- _TASK PROMPT_: Write each line word for word, from the line that contains "Read out every word on this page." through the last line of the material below.

----- PROVIDED ENTRIES -----

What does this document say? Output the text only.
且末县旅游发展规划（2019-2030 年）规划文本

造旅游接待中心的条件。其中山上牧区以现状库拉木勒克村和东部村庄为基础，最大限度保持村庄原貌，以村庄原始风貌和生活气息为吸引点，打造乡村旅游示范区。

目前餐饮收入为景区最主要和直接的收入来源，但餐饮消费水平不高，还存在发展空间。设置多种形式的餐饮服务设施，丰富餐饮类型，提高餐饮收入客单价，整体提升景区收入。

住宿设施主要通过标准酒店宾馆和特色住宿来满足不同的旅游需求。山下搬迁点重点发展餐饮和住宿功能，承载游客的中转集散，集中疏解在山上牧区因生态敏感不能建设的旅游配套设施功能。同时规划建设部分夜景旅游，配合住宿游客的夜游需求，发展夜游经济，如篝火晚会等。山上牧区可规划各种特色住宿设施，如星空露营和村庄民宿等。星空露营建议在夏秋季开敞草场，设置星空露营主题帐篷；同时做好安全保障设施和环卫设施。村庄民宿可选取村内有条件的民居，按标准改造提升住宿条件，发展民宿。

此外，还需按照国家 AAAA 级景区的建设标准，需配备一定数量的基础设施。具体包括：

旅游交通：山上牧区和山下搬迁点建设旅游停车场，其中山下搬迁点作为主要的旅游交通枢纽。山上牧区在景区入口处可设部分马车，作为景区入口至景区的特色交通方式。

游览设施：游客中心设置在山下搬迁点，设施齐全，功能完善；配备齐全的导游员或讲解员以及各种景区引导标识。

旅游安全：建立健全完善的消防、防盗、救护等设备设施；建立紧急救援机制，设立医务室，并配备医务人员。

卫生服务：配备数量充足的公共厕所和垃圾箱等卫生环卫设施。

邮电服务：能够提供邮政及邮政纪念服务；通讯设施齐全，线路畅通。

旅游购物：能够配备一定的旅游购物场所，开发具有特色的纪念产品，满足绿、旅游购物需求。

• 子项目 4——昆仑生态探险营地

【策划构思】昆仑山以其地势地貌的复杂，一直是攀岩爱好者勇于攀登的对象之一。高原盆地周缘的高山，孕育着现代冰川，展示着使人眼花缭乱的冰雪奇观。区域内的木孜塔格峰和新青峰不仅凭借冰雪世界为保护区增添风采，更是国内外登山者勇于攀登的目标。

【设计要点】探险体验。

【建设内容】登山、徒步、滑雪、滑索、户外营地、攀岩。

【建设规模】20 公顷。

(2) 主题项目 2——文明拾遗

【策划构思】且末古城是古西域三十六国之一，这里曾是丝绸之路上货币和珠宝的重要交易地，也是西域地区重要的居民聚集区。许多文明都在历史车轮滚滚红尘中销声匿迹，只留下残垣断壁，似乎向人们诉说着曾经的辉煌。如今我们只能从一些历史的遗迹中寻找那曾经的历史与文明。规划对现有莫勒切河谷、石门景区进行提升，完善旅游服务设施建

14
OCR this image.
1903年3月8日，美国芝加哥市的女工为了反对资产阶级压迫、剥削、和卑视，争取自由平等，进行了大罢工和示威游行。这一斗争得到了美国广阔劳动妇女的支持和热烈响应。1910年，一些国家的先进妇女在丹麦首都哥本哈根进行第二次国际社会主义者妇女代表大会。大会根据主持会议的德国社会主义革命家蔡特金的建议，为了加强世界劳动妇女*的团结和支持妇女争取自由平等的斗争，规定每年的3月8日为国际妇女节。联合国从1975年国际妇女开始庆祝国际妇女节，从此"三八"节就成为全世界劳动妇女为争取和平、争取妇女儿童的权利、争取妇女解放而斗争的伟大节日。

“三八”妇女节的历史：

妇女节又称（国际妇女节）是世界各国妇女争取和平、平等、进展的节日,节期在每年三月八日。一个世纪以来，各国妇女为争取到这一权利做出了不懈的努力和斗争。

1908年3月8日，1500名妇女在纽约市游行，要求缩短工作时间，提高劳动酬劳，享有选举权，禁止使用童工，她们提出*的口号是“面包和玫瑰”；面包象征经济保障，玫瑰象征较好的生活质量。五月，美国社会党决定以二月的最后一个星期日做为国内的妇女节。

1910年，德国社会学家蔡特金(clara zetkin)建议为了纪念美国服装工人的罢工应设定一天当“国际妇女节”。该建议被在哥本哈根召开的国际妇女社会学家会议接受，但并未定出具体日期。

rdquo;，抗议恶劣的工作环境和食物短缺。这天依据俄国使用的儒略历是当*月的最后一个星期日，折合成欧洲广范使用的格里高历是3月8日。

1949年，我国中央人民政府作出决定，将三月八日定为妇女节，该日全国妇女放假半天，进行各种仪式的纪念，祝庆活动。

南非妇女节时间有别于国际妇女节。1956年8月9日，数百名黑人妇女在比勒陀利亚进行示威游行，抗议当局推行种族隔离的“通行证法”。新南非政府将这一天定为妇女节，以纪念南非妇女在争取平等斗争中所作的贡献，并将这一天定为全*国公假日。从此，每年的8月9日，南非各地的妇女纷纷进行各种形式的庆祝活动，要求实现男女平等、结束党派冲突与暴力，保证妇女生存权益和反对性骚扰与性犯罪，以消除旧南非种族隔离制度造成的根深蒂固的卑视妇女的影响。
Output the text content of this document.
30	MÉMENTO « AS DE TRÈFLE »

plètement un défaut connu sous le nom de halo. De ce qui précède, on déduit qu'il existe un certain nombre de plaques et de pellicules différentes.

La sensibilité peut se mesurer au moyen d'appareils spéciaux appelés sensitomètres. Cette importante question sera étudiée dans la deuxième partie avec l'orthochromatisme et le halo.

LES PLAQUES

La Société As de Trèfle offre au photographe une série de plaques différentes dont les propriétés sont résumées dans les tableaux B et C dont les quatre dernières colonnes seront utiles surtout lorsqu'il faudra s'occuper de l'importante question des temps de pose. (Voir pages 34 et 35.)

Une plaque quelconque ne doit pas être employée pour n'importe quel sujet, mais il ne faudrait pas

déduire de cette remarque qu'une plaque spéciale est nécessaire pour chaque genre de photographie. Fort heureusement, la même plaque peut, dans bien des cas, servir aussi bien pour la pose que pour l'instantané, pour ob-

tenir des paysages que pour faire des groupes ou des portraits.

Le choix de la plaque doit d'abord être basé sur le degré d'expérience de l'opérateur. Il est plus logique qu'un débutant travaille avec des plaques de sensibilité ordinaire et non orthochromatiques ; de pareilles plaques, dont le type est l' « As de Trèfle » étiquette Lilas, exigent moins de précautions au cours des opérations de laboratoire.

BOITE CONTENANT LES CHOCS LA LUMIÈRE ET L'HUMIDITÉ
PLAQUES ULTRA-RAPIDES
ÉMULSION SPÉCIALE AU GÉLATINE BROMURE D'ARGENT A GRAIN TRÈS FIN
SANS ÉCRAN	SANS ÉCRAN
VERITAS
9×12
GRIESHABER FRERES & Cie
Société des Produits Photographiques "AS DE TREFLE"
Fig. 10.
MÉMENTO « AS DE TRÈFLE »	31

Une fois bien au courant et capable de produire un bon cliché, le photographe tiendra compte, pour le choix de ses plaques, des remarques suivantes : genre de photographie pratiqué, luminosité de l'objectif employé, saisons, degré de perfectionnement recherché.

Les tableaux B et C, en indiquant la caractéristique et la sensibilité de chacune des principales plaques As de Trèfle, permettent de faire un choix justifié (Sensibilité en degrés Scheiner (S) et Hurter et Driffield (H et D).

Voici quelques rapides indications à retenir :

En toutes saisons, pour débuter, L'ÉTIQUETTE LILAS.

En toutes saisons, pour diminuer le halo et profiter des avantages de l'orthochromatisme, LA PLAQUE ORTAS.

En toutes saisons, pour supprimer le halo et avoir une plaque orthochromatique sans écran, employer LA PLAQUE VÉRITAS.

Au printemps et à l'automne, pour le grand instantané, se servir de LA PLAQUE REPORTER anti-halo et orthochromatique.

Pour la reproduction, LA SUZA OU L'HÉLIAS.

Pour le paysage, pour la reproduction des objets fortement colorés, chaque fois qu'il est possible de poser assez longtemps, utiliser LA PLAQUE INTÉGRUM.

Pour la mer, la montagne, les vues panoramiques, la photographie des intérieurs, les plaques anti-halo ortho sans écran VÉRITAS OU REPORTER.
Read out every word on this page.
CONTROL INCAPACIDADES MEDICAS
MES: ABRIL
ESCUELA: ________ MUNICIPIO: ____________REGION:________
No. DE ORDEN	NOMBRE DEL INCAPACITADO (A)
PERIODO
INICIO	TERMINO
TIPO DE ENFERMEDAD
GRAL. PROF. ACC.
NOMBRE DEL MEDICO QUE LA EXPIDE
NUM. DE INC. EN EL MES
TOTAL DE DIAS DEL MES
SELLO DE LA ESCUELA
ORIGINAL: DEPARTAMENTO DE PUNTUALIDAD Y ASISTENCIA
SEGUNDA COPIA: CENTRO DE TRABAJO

-----

- _SOLUTION BELOW_:
Read out every word on this page.
CONTROL INCAPACIDADES MEDICAS
MES: ABRIL
ESCUELA: ________ MUNICIPIO: ____________REGION:________
No. DE ORDEN	NOMBRE DEL INCAPACITADO (A)
PERIODO
INICIO	TERMINO
TIPO DE ENFERMEDAD
GRAL. PROF. ACC.
NOMBRE DEL MEDICO QUE LA EXPIDE
NUM. DE INC. EN EL MES
TOTAL DE DIAS DEL MES
SELLO DE LA ESCUELA
ORIGINAL: DEPARTAMENTO DE PUNTUALIDAD Y ASISTENCIA
SEGUNDA COPIA: CENTRO DE TRABAJO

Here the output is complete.